# YOUR GOAL
Work out how many lines have "name" in them. Give only that number.

***** EXERCISE INPUTS *****

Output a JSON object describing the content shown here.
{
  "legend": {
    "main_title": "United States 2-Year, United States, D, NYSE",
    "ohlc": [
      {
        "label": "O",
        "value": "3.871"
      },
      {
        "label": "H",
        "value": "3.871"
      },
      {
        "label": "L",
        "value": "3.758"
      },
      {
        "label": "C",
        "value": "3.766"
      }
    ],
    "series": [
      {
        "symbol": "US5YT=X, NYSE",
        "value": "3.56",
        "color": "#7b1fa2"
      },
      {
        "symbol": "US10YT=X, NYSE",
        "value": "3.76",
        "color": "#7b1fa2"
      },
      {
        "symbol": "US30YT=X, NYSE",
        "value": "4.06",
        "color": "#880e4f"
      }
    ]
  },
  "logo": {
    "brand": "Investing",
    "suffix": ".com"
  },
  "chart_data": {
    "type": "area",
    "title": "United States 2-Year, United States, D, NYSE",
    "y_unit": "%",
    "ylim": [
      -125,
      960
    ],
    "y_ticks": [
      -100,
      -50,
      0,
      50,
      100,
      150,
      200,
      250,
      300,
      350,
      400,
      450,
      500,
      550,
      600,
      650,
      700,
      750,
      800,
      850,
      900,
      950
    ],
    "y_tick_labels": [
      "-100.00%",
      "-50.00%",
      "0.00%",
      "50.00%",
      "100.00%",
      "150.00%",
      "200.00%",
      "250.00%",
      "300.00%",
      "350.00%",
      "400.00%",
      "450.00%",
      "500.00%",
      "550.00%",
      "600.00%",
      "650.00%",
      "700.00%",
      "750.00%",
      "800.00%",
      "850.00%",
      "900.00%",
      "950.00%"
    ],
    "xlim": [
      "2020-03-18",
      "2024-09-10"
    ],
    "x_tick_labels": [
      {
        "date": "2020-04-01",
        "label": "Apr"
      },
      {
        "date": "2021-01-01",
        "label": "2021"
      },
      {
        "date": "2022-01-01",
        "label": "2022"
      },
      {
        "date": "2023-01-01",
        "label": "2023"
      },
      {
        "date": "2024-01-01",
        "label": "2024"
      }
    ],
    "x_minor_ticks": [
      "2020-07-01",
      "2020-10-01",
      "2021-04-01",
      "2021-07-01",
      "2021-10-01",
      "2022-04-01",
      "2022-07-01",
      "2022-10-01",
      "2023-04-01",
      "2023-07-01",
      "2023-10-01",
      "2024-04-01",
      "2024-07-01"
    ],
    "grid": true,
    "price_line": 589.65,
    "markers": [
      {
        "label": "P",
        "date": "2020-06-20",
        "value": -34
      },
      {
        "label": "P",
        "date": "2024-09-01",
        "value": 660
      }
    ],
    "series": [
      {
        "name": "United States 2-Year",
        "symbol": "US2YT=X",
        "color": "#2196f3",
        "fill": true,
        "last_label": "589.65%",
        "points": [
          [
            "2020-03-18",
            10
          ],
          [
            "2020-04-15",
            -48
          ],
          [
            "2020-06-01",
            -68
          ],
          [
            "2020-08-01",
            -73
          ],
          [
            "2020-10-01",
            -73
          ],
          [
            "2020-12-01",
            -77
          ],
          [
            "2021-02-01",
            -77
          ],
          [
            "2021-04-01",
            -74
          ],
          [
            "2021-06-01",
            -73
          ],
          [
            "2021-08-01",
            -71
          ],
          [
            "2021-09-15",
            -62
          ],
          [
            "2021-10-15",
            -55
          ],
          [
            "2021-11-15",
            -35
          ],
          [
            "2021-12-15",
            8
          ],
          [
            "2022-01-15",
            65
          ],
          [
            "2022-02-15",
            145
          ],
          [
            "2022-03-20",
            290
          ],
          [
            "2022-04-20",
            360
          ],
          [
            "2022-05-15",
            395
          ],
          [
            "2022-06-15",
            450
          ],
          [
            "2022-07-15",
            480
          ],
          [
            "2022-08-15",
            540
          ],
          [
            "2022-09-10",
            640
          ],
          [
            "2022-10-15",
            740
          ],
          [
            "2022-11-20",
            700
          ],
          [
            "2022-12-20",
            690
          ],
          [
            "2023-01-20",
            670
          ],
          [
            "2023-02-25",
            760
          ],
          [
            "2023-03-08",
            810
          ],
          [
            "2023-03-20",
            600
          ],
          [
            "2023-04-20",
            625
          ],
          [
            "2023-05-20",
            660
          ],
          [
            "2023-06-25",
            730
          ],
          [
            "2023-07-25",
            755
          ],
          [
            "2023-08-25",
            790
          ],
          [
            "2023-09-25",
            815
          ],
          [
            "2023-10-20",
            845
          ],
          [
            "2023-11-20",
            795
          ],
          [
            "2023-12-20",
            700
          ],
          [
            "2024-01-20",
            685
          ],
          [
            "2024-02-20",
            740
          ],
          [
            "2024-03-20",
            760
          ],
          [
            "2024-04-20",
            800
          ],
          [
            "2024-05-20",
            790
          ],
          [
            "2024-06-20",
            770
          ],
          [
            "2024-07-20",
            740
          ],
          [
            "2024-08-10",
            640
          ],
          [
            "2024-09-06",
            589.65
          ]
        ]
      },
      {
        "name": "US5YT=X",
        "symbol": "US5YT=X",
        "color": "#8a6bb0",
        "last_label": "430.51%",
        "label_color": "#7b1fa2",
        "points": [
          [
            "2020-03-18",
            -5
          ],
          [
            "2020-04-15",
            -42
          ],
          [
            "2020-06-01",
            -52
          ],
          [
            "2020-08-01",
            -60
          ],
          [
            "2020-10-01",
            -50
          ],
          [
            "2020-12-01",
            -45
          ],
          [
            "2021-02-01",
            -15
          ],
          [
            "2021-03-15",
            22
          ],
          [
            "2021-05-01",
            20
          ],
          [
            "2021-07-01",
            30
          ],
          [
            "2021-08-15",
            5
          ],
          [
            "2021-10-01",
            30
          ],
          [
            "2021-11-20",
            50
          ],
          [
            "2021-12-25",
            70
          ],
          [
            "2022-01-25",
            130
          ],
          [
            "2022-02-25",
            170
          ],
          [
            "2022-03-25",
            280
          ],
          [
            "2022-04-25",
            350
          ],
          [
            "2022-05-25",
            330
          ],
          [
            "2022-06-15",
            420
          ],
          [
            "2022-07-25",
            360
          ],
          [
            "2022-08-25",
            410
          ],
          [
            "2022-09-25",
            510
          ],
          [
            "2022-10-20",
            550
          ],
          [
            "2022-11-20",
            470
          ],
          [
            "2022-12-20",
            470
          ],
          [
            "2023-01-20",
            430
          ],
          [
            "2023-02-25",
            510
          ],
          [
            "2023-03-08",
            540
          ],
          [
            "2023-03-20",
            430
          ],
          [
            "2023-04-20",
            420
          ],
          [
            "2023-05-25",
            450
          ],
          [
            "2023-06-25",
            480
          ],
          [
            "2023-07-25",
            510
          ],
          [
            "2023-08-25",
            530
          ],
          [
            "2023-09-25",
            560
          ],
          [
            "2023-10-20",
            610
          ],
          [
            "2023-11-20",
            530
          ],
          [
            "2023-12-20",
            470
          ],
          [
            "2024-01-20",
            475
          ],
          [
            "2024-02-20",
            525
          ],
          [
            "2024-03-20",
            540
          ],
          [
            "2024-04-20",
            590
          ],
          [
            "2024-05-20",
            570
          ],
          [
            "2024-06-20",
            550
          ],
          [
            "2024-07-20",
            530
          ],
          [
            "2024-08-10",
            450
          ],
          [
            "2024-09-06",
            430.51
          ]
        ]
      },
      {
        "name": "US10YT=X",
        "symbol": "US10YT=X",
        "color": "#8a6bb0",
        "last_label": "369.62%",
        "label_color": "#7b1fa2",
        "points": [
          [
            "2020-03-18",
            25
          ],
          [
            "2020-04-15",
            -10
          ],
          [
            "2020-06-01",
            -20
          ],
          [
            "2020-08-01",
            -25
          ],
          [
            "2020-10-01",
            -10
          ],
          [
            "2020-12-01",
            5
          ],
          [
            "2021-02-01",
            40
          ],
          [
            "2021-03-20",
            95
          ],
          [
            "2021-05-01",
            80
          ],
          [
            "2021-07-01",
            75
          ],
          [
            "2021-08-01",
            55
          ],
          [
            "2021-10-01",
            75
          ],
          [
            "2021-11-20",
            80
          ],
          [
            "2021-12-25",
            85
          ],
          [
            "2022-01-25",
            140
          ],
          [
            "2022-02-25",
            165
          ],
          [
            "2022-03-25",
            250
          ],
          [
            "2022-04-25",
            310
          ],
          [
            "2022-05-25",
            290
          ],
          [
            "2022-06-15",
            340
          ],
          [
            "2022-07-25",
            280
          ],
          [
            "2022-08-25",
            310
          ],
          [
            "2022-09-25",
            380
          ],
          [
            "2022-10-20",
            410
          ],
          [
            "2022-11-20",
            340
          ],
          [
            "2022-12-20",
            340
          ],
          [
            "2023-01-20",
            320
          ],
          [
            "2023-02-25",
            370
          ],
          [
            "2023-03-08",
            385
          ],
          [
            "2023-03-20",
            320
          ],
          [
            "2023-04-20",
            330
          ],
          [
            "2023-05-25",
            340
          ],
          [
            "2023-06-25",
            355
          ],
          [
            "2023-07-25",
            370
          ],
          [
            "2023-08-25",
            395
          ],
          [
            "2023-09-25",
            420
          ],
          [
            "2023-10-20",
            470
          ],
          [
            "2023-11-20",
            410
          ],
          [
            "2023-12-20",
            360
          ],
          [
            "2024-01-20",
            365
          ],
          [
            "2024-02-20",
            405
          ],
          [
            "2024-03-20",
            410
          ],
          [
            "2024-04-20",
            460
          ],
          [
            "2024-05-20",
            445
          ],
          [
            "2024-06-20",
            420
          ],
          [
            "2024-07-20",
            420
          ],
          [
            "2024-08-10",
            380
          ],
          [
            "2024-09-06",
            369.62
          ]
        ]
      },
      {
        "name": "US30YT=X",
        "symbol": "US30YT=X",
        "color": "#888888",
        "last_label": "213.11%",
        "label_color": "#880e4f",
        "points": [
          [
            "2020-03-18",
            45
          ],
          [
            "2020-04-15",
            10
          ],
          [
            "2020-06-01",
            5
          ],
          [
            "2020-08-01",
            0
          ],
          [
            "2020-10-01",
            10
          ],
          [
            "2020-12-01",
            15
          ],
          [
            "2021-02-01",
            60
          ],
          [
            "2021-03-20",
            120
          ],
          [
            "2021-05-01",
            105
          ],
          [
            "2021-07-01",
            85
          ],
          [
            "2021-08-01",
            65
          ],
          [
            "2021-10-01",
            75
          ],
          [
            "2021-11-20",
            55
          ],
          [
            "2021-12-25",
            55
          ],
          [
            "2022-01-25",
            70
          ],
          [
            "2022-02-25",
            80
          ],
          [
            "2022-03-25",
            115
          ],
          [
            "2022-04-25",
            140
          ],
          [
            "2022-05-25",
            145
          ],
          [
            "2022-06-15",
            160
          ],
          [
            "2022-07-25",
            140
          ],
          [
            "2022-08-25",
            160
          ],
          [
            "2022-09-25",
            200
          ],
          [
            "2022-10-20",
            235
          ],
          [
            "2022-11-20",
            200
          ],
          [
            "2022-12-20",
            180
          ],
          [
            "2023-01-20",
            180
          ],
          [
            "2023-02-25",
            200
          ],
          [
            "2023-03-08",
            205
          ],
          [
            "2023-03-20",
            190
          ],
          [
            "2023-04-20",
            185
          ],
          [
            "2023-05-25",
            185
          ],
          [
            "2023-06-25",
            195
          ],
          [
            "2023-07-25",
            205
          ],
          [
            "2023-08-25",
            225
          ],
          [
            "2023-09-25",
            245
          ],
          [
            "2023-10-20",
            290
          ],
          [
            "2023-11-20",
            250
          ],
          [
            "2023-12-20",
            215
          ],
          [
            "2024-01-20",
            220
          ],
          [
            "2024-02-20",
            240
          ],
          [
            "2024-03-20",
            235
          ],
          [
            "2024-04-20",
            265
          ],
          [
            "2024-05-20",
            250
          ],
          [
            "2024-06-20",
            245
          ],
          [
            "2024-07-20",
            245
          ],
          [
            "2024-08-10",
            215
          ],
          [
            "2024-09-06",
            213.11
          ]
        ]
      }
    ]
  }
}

*****

# WRITTEN SOLUTION
4